Start Data for this exercise

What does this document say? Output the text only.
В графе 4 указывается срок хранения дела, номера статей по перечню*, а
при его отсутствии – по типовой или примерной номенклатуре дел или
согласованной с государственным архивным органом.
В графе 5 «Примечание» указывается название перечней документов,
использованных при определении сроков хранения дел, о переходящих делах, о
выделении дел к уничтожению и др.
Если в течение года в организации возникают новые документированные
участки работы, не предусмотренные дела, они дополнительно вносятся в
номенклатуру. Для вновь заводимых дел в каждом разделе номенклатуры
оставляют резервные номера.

End Data for this exercise

Aim: Set down all of the entries exactly, please.

Solution below:
What does this document say? Output the text only.
В графе 4 указывается срок хранения дела, номера статей по перечню*, а
при его отсутствии – по типовой или примерной номенклатуре дел или
согласованной с государственным архивным органом.
В графе 5 «Примечание» указывается название перечней документов,
использованных при определении сроков хранения дел, о переходящих делах, о
выделении дел к уничтожению и др.
Если в течение года в организации возникают новые документированные
участки работы, не предусмотренные дела, они дополнительно вносятся в
номенклатуру. Для вновь заводимых дел в каждом разделе номенклатуры
оставляют резервные номера.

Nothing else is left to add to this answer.